- Rows from a dataset -
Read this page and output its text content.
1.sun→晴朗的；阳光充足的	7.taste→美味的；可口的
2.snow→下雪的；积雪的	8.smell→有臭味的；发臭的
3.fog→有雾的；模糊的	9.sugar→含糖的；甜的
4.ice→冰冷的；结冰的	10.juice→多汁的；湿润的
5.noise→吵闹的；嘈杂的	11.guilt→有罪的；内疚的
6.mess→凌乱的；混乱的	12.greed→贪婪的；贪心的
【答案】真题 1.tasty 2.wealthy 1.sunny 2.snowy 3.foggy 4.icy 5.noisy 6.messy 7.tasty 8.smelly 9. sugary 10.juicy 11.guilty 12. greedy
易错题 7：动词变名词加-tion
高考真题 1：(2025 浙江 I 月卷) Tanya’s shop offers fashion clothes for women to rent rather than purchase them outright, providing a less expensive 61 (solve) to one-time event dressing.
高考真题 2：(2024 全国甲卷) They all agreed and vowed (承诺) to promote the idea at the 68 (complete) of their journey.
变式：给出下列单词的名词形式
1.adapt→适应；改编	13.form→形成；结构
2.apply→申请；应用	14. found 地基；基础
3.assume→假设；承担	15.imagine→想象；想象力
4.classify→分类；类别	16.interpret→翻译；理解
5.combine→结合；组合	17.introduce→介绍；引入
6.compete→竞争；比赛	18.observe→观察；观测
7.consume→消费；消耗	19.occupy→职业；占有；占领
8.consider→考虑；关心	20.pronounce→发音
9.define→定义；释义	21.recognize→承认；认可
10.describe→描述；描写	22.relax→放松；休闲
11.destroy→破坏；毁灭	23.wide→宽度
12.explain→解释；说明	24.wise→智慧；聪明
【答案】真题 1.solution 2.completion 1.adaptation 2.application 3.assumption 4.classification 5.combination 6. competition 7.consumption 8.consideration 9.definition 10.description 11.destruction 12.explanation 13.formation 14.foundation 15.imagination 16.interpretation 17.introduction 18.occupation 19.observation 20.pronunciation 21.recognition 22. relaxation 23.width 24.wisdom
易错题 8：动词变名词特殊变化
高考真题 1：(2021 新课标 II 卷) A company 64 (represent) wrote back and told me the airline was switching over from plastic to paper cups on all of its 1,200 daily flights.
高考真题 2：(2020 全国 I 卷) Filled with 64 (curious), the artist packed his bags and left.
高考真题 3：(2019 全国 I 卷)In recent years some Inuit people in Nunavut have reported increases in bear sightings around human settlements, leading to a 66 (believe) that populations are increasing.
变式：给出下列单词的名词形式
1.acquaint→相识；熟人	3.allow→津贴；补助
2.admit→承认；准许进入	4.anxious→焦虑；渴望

- Goal of the exercise -
Set every line of the listing down word for word.

- Response to this exercise -
Read this page and output its text content.
1.sun→晴朗的；阳光充足的	7.taste→美味的；可口的
2.snow→下雪的；积雪的	8.smell→有臭味的；发臭的
3.fog→有雾的；模糊的	9.sugar→含糖的；甜的
4.ice→冰冷的；结冰的	10.juice→多汁的；湿润的
5.noise→吵闹的；嘈杂的	11.guilt→有罪的；内疚的
6.mess→凌乱的；混乱的	12.greed→贪婪的；贪心的
【答案】真题 1.tasty 2.wealthy 1.sunny 2.snowy 3.foggy 4.icy 5.noisy 6.messy 7.tasty 8.smelly 9. sugary 10.juicy 11.guilty 12. greedy
易错题 7：动词变名词加-tion
高考真题 1：(2025 浙江 I 月卷) Tanya’s shop offers fashion clothes for women to rent rather than purchase them outright, providing a less expensive 61 (solve) to one-time event dressing.
高考真题 2：(2024 全国甲卷) They all agreed and vowed (承诺) to promote the idea at the 68 (complete) of their journey.
变式：给出下列单词的名词形式
1.adapt→适应；改编	13.form→形成；结构
2.apply→申请；应用	14. found 地基；基础
3.assume→假设；承担	15.imagine→想象；想象力
4.classify→分类；类别	16.interpret→翻译；理解
5.combine→结合；组合	17.introduce→介绍；引入
6.compete→竞争；比赛	18.observe→观察；观测
7.consume→消费；消耗	19.occupy→职业；占有；占领
8.consider→考虑；关心	20.pronounce→发音
9.define→定义；释义	21.recognize→承认；认可
10.describe→描述；描写	22.relax→放松；休闲
11.destroy→破坏；毁灭	23.wide→宽度
12.explain→解释；说明	24.wise→智慧；聪明
【答案】真题 1.solution 2.completion 1.adaptation 2.application 3.assumption 4.classification 5.combination 6. competition 7.consumption 8.consideration 9.definition 10.description 11.destruction 12.explanation 13.formation 14.foundation 15.imagination 16.interpretation 17.introduction 18.occupation 19.observation 20.pronunciation 21.recognition 22. relaxation 23.width 24.wisdom
易错题 8：动词变名词特殊变化
高考真题 1：(2021 新课标 II 卷) A company 64 (represent) wrote back and told me the airline was switching over from plastic to paper cups on all of its 1,200 daily flights.
高考真题 2：(2020 全国 I 卷) Filled with 64 (curious), the artist packed his bags and left.
高考真题 3：(2019 全国 I 卷)In recent years some Inuit people in Nunavut have reported increases in bear sightings around human settlements, leading to a 66 (believe) that populations are increasing.
变式：给出下列单词的名词形式
1.acquaint→相识；熟人	3.allow→津贴；补助
2.admit→承认；准许进入	4.anxious→焦虑；渴望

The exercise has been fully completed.